GIVEN EXERCISE:
Only the number is wanted: how many lines contain the word "fire"?

EXTRACTED ENTRIES:
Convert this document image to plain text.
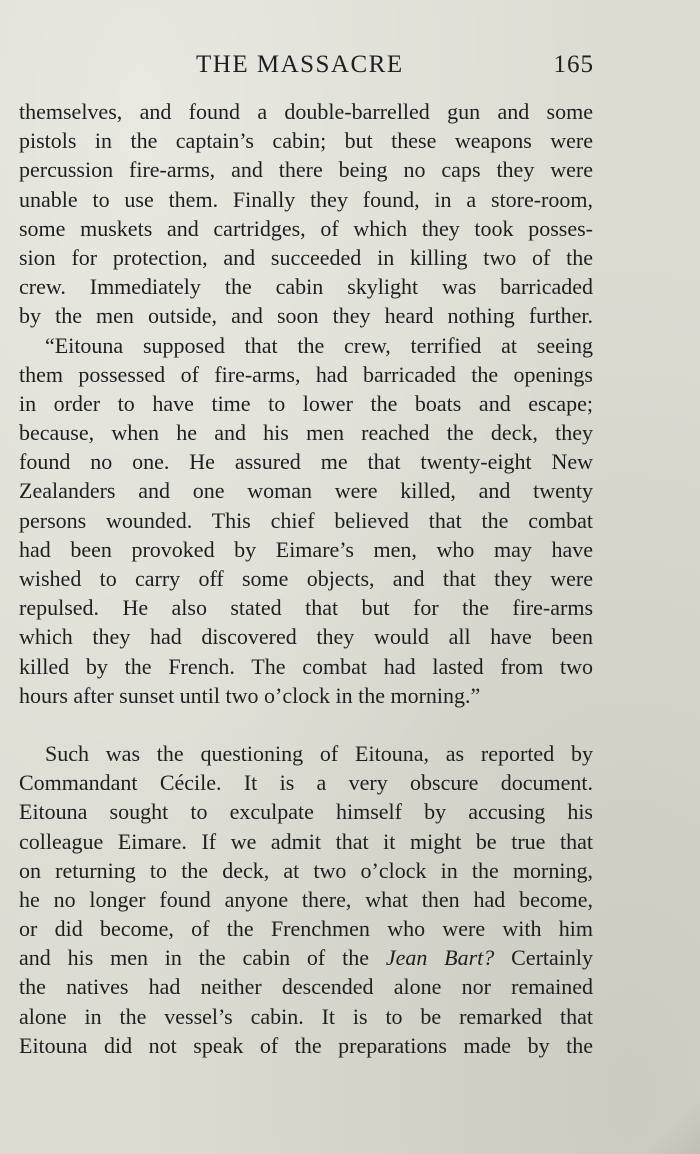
THE MASSACRE	165
themselves, and found a double-barrelled gun and some
pistols in the captain’s cabin; but these weapons were
percussion fire-arms, and there being no caps they were
unable to use them. Finally they found, in a store-room,
some muskets and cartridges, of which they took posses-
sion for protection, and succeeded in killing two of the
crew. Immediately the cabin skylight was barricaded
by the men outside, and soon they heard nothing further.
“Eitouna supposed that the crew, terrified at seeing
them possessed of fire-arms, had barricaded the openings
in order to have time to lower the boats and escape;
because, when he and his men reached the deck, they
found no one. He assured me that twenty-eight New
Zealanders and one woman were killed, and twenty
persons wounded. This chief believed that the combat
had been provoked by Eimare’s men, who may have
wished to carry off some objects, and that they were
repulsed. He also stated that but for the fire-arms
which they had discovered they would all have been
killed by the French. The combat had lasted from two
hours after sunset until two o’clock in the morning.”
Such was the questioning of Eitouna, as reported by
Commandant Cécile. It is a very obscure document.
Eitouna sought to exculpate himself by accusing his
colleague Eimare. If we admit that it might be true that
on returning to the deck, at two o’clock in the morning,
he no longer found anyone there, what then had become,
or did become, of the Frenchmen who were with him
and his men in the cabin of the Jean Bart? Certainly
the natives had neither descended alone nor remained
alone in the vessel’s cabin. It is to be remarked that
Eitouna did not speak of the preparations made by the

RESULT FOR THIS TASK:
3